-- BEGIN --
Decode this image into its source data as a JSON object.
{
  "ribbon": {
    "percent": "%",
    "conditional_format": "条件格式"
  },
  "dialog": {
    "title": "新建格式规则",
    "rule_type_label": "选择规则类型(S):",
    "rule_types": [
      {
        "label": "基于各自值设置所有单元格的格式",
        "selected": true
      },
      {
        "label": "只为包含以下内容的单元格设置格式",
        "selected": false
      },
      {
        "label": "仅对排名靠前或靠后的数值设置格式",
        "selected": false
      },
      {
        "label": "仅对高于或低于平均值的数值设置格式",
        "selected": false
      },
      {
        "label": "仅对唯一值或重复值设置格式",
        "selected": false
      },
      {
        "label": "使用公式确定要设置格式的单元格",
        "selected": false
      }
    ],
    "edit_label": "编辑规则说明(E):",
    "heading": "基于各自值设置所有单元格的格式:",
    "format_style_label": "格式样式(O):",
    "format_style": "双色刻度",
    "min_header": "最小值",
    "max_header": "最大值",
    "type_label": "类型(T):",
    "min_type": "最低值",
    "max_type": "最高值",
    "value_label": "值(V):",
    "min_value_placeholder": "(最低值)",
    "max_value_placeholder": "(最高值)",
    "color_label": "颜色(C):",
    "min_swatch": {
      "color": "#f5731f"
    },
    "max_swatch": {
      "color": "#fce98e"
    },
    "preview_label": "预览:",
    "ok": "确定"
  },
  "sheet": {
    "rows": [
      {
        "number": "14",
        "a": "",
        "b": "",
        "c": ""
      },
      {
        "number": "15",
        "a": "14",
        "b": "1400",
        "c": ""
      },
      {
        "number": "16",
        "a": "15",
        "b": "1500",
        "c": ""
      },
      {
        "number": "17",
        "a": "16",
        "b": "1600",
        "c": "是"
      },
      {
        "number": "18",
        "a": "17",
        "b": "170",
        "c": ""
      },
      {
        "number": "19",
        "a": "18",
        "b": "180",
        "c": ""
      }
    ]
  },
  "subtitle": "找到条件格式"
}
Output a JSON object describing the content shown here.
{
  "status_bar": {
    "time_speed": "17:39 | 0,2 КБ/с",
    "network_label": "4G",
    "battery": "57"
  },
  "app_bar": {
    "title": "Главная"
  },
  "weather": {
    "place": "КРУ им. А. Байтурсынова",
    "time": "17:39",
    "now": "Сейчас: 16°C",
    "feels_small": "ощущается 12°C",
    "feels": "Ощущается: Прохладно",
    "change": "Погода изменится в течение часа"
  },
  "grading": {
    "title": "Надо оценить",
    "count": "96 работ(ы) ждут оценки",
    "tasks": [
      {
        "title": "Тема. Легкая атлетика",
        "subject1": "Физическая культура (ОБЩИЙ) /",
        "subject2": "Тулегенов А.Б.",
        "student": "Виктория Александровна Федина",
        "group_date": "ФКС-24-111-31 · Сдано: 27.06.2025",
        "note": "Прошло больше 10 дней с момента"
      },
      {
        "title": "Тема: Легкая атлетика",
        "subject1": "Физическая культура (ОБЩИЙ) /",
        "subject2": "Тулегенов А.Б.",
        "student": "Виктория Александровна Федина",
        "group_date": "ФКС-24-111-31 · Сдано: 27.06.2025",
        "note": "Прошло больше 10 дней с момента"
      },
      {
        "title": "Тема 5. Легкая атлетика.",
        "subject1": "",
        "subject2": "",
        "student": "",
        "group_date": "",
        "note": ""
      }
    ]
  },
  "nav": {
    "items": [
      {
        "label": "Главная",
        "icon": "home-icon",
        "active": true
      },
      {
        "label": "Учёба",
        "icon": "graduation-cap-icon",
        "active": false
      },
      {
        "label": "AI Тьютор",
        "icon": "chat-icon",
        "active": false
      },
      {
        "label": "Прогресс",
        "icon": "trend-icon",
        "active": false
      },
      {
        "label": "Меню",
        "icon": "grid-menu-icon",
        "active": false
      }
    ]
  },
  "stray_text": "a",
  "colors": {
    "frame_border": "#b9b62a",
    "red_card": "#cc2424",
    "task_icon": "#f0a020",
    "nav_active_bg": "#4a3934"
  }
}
-- END --
TASK ▸
Restate every entry word for word.

COMPLETE RESPONSE ▸
Decode this image into its source data as a JSON object.
{
  "ribbon": {
    "percent": "%",
    "conditional_format": "条件格式"
  },
  "dialog": {
    "title": "新建格式规则",
    "rule_type_label": "选择规则类型(S):",
    "rule_types": [
      {
        "label": "基于各自值设置所有单元格的格式",
        "selected": true
      },
      {
        "label": "只为包含以下内容的单元格设置格式",
        "selected": false
      },
      {
        "label": "仅对排名靠前或靠后的数值设置格式",
        "selected": false
      },
      {
        "label": "仅对高于或低于平均值的数值设置格式",
        "selected": false
      },
      {
        "label": "仅对唯一值或重复值设置格式",
        "selected": false
      },
      {
        "label": "使用公式确定要设置格式的单元格",
        "selected": false
      }
    ],
    "edit_label": "编辑规则说明(E):",
    "heading": "基于各自值设置所有单元格的格式:",
    "format_style_label": "格式样式(O):",
    "format_style": "双色刻度",
    "min_header": "最小值",
    "max_header": "最大值",
    "type_label": "类型(T):",
    "min_type": "最低值",
    "max_type": "最高值",
    "value_label": "值(V):",
    "min_value_placeholder": "(最低值)",
    "max_value_placeholder": "(最高值)",
    "color_label": "颜色(C):",
    "min_swatch": {
      "color": "#f5731f"
    },
    "max_swatch": {
      "color": "#fce98e"
    },
    "preview_label": "预览:",
    "ok": "确定"
  },
  "sheet": {
    "rows": [
      {
        "number": "14",
        "a": "",
        "b": "",
        "c": ""
      },
      {
        "number": "15",
        "a": "14",
        "b": "1400",
        "c": ""
      },
      {
        "number": "16",
        "a": "15",
        "b": "1500",
        "c": ""
      },
      {
        "number": "17",
        "a": "16",
        "b": "1600",
        "c": "是"
      },
      {
        "number": "18",
        "a": "17",
        "b": "170",
        "c": ""
      },
      {
        "number": "19",
        "a": "18",
        "b": "180",
        "c": ""
      }
    ]
  },
  "subtitle": "找到条件格式"
}
Output a JSON object describing the content shown here.
{
  "status_bar": {
    "time_speed": "17:39 | 0,2 КБ/с",
    "network_label": "4G",
    "battery": "57"
  },
  "app_bar": {
    "title": "Главная"
  },
  "weather": {
    "place": "КРУ им. А. Байтурсынова",
    "time": "17:39",
    "now": "Сейчас: 16°C",
    "feels_small": "ощущается 12°C",
    "feels": "Ощущается: Прохладно",
    "change": "Погода изменится в течение часа"
  },
  "grading": {
    "title": "Надо оценить",
    "count": "96 работ(ы) ждут оценки",
    "tasks": [
      {
        "title": "Тема. Легкая атлетика",
        "subject1": "Физическая культура (ОБЩИЙ) /",
        "subject2": "Тулегенов А.Б.",
        "student": "Виктория Александровна Федина",
        "group_date": "ФКС-24-111-31 · Сдано: 27.06.2025",
        "note": "Прошло больше 10 дней с момента"
      },
      {
        "title": "Тема: Легкая атлетика",
        "subject1": "Физическая культура (ОБЩИЙ) /",
        "subject2": "Тулегенов А.Б.",
        "student": "Виктория Александровна Федина",
        "group_date": "ФКС-24-111-31 · Сдано: 27.06.2025",
        "note": "Прошло больше 10 дней с момента"
      },
      {
        "title": "Тема 5. Легкая атлетика.",
        "subject1": "",
        "subject2": "",
        "student": "",
        "group_date": "",
        "note": ""
      }
    ]
  },
  "nav": {
    "items": [
      {
        "label": "Главная",
        "icon": "home-icon",
        "active": true
      },
      {
        "label": "Учёба",
        "icon": "graduation-cap-icon",
        "active": false
      },
      {
        "label": "AI Тьютор",
        "icon": "chat-icon",
        "active": false
      },
      {
        "label": "Прогресс",
        "icon": "trend-icon",
        "active": false
      },
      {
        "label": "Меню",
        "icon": "grid-menu-icon",
        "active": false
      }
    ]
  },
  "stray_text": "a",
  "colors": {
    "frame_border": "#b9b62a",
    "red_card": "#cc2424",
    "task_icon": "#f0a020",
    "nav_active_bg": "#4a3934"
  }
}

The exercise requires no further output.